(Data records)
-.-.-

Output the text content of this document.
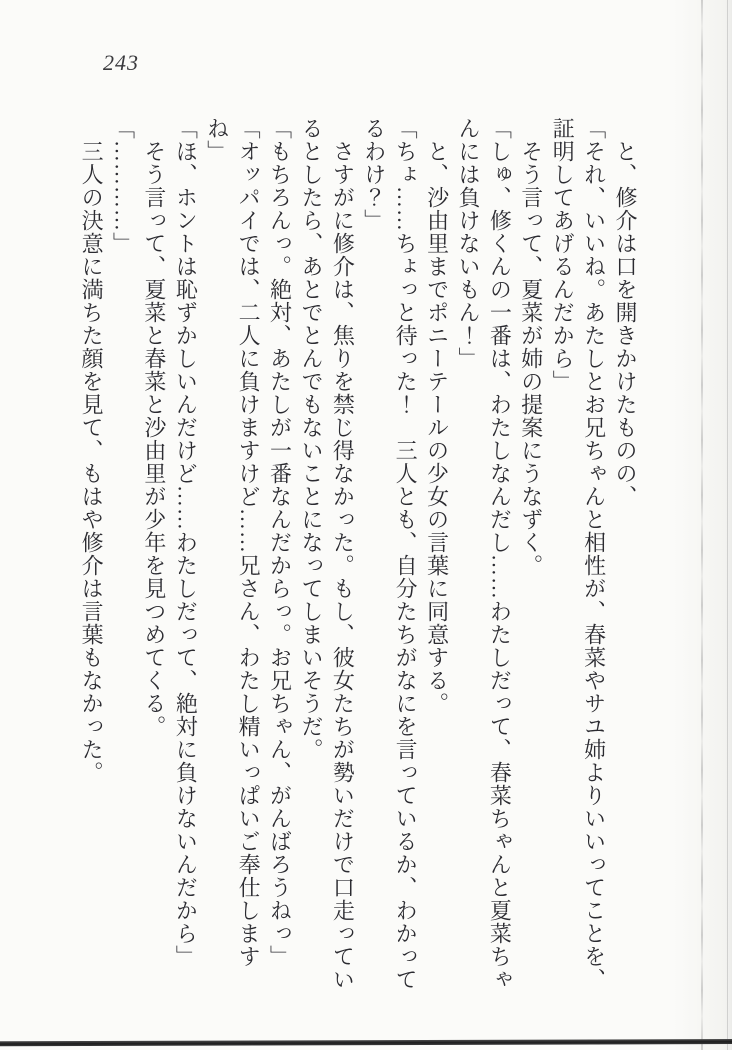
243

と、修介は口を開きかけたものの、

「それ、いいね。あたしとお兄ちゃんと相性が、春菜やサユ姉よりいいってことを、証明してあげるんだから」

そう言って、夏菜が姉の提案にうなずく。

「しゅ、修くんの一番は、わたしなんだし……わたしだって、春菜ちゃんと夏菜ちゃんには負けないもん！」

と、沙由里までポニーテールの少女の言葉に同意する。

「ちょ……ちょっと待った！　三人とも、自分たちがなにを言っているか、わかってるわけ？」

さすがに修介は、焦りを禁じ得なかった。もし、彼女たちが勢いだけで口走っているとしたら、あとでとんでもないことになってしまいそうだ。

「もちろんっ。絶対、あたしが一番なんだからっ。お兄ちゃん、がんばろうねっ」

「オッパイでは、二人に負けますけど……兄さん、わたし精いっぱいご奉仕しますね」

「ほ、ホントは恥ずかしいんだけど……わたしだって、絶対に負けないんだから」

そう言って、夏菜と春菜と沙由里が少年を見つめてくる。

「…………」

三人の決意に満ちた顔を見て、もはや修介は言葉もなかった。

-.-.-

**DO THIS**
Look through the material above. Copy each line where the word "わたしだって" appears.

**THE OUTPUT**
「しゅ、修くんの一番は、わたしなんだし……わたしだって、春菜ちゃんと夏菜ちゃんには負けないもん！」
「ほ、ホントは恥ずかしいんだけど……わたしだって、絶対に負けないんだから」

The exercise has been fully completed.